• _REQUEST_
The records below should be written out again, exactly.
• • • • • • •
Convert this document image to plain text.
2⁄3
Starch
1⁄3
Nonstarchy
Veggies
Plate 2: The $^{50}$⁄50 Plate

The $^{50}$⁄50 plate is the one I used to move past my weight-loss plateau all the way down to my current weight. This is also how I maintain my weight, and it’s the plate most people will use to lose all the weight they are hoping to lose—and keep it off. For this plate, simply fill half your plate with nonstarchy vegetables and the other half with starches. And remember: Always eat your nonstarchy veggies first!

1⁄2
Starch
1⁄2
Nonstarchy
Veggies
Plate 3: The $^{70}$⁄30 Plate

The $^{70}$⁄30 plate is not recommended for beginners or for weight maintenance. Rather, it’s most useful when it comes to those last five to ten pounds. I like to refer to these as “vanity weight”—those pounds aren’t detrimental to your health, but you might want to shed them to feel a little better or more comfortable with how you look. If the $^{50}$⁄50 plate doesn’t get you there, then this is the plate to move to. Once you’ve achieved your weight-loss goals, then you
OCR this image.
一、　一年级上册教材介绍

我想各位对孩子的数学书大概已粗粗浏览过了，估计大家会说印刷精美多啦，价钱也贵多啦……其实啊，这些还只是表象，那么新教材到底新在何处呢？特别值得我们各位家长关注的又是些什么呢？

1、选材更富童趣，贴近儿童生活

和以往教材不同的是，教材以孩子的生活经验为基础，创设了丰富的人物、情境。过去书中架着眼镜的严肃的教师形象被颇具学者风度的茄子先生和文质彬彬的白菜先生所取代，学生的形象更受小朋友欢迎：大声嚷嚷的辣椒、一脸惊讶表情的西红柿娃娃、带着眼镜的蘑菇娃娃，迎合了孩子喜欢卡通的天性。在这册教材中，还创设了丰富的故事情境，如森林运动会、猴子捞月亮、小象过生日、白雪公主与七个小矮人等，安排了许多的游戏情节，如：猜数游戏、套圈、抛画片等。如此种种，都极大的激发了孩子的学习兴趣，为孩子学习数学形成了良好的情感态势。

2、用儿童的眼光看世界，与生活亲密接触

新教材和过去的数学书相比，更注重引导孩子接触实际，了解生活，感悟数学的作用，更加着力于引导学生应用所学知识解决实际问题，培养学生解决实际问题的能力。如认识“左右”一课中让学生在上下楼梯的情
• • • • • • •
• _TASK RESULT_
Convert this document image to plain text.
2⁄3
Starch
1⁄3
Nonstarchy
Veggies
Plate 2: The $^{50}$⁄50 Plate

The $^{50}$⁄50 plate is the one I used to move past my weight-loss plateau all the way down to my current weight. This is also how I maintain my weight, and it’s the plate most people will use to lose all the weight they are hoping to lose—and keep it off. For this plate, simply fill half your plate with nonstarchy vegetables and the other half with starches. And remember: Always eat your nonstarchy veggies first!

1⁄2
Starch
1⁄2
Nonstarchy
Veggies
Plate 3: The $^{70}$⁄30 Plate

The $^{70}$⁄30 plate is not recommended for beginners or for weight maintenance. Rather, it’s most useful when it comes to those last five to ten pounds. I like to refer to these as “vanity weight”—those pounds aren’t detrimental to your health, but you might want to shed them to feel a little better or more comfortable with how you look. If the $^{50}$⁄50 plate doesn’t get you there, then this is the plate to move to. Once you’ve achieved your weight-loss goals, then you
OCR this image.
一、　一年级上册教材介绍

我想各位对孩子的数学书大概已粗粗浏览过了，估计大家会说印刷精美多啦，价钱也贵多啦……其实啊，这些还只是表象，那么新教材到底新在何处呢？特别值得我们各位家长关注的又是些什么呢？

1、选材更富童趣，贴近儿童生活

和以往教材不同的是，教材以孩子的生活经验为基础，创设了丰富的人物、情境。过去书中架着眼镜的严肃的教师形象被颇具学者风度的茄子先生和文质彬彬的白菜先生所取代，学生的形象更受小朋友欢迎：大声嚷嚷的辣椒、一脸惊讶表情的西红柿娃娃、带着眼镜的蘑菇娃娃，迎合了孩子喜欢卡通的天性。在这册教材中，还创设了丰富的故事情境，如森林运动会、猴子捞月亮、小象过生日、白雪公主与七个小矮人等，安排了许多的游戏情节，如：猜数游戏、套圈、抛画片等。如此种种，都极大的激发了孩子的学习兴趣，为孩子学习数学形成了良好的情感态势。

2、用儿童的眼光看世界，与生活亲密接触

新教材和过去的数学书相比，更注重引导孩子接触实际，了解生活，感悟数学的作用，更加着力于引导学生应用所学知识解决实际问题，培养学生解决实际问题的能力。如认识“左右”一课中让学生在上下楼梯的情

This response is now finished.